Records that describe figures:
--------------------

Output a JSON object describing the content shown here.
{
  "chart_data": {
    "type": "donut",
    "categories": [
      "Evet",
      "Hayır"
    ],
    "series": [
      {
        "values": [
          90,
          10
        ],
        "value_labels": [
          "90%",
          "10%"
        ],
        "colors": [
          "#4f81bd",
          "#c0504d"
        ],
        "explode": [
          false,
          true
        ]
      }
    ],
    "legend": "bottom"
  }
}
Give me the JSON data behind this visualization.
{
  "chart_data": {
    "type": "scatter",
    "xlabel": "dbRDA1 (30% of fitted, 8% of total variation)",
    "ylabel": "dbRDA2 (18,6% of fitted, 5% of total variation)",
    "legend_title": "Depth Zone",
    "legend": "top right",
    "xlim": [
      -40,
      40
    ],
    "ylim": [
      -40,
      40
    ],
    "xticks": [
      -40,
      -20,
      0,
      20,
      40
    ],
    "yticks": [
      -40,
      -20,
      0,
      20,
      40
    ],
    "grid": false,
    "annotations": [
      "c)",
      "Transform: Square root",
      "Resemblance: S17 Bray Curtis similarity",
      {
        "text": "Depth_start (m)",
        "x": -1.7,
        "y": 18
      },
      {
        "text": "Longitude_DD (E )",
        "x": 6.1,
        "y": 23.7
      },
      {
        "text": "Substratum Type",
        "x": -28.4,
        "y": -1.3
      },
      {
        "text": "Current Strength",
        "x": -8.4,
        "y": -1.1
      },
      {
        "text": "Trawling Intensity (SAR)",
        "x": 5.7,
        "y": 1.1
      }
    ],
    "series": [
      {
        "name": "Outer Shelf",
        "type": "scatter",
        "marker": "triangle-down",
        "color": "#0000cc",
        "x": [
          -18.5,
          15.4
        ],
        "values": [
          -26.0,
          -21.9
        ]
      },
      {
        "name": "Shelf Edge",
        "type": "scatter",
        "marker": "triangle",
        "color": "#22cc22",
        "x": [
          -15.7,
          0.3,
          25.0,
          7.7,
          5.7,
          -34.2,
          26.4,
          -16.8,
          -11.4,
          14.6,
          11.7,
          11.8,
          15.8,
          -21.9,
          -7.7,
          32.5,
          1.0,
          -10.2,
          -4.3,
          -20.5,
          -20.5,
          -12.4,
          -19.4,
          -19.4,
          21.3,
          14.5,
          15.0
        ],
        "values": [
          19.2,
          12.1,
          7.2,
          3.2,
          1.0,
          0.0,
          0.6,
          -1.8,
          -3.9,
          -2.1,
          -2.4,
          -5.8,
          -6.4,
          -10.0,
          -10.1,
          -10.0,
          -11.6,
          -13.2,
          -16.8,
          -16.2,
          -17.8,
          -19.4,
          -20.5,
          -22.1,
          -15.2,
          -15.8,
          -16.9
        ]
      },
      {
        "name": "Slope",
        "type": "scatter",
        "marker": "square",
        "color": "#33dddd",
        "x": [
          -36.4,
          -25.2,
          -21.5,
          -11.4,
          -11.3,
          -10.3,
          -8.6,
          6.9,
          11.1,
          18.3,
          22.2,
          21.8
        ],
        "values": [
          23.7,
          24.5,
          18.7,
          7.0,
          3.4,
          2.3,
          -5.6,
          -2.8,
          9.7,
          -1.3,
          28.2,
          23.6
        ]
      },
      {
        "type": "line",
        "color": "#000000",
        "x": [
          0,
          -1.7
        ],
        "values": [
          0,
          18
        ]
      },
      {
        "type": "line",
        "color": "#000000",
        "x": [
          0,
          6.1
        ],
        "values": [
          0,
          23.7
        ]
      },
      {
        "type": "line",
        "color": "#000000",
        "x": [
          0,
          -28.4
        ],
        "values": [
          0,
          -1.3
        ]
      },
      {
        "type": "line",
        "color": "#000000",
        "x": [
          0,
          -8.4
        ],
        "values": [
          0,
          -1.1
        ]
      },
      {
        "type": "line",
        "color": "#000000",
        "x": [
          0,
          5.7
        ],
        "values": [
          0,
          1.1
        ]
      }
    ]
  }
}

--------------------

- Short exercise
Consider the entries above and return each line with the string "triangle".

- Completed task
        "marker": "triangle-down",
        "marker": "triangle",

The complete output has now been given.